# STATED EXERCISE:
From the listing below, select every line where the word "title" appears.

(Stored entries)
++++++

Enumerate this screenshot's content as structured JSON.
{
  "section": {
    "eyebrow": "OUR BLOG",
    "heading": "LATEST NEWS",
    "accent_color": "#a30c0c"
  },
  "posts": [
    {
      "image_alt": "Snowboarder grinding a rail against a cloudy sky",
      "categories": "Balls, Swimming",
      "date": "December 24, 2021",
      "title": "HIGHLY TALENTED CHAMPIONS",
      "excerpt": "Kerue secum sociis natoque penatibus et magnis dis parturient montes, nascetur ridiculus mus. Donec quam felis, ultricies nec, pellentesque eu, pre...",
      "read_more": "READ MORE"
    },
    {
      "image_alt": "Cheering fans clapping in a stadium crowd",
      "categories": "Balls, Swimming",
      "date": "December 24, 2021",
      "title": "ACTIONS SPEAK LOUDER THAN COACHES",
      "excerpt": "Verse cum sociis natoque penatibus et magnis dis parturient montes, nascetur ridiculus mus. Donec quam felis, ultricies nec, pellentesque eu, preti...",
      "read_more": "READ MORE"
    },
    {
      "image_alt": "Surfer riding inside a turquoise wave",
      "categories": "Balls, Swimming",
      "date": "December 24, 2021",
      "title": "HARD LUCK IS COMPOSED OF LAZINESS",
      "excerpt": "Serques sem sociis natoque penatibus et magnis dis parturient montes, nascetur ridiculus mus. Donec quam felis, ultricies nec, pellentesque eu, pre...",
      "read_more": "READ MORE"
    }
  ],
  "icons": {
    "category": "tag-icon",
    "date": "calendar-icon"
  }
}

++++++

# FINAL RESULT:
      "title": "HIGHLY TALENTED CHAMPIONS",
      "title": "ACTIONS SPEAK LOUDER THAN COACHES",
      "title": "HARD LUCK IS COMPOSED OF LAZINESS",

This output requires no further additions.